**DIRECTIONS:** Go through the material below, count the lines with the word "version", and reply with the count alone.

(Stored data)
>>>

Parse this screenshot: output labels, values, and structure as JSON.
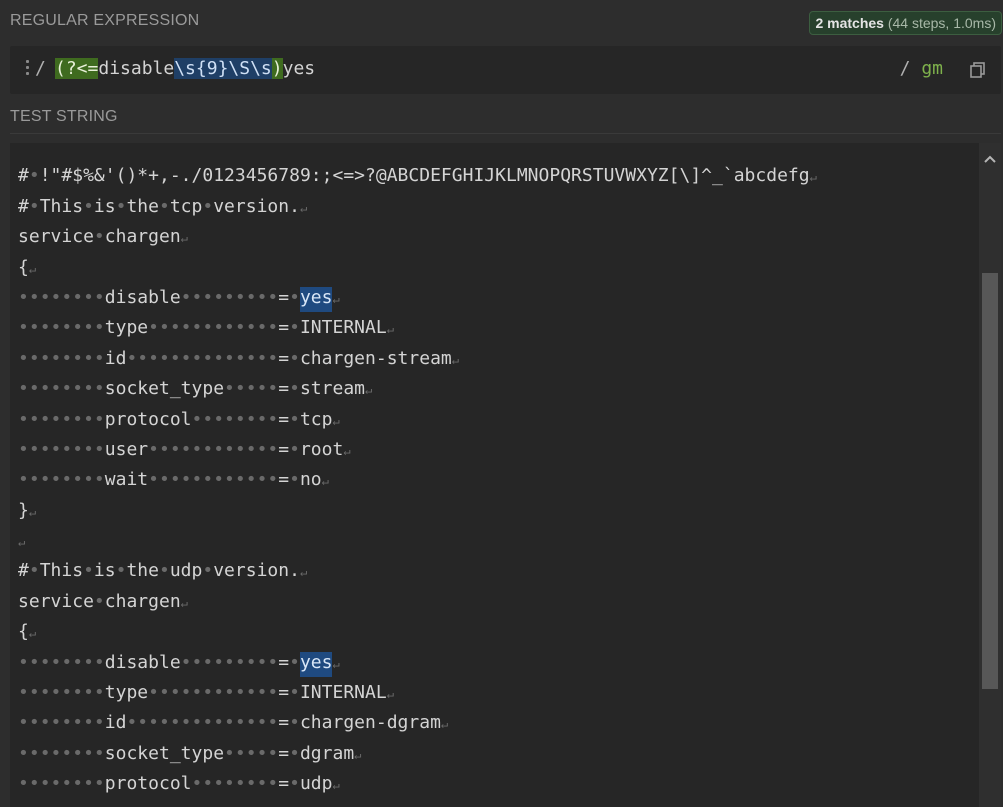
{
  "regex_section": {
    "title": "REGULAR EXPRESSION",
    "match_count": "2 matches",
    "match_detail": "(44 steps, 1.0ms)",
    "open_delimiter": "/",
    "pattern_parts": {
      "lookbehind_open": "(?<=",
      "literal": "disable",
      "esc1": "\\s{9}",
      "esc2": "\\S",
      "esc3": "\\s",
      "close": ")",
      "tail": "yes"
    },
    "close_delimiter": "/",
    "flags": "gm"
  },
  "test_section": {
    "title": "TEST STRING",
    "lines": [
      "# !\"#$%&'()*+,-./0123456789:;<=>?@ABCDEFGHIJKLMNOPQRSTUVWXYZ[\\]^_`abcdefg",
      "# This is the tcp version.",
      "service chargen",
      "{",
      "        disable         = yes",
      "        type            = INTERNAL",
      "        id              = chargen-stream",
      "        socket_type     = stream",
      "        protocol        = tcp",
      "        user            = root",
      "        wait            = no",
      "}",
      "",
      "# This is the udp version.",
      "service chargen",
      "{",
      "        disable         = yes",
      "        type            = INTERNAL",
      "        id              = chargen-dgram",
      "        socket_type     = dgram",
      "        protocol        = udp"
    ],
    "highlighted_match": "yes"
  },
  "colors": {
    "background": "#2d2d2d",
    "editor_background": "#262626",
    "lookbehind_group": "#3f6b1f",
    "escape_token": "#1f3f66",
    "match_highlight": "#1f4a80",
    "flag_color": "#7fb24c"
  },
  "icons": {
    "menu": "vertical-dots-icon",
    "copy": "copy-icon",
    "scroll_up": "chevron-up-icon"
  }
}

<<<

**SOLUTION BELOW:** 2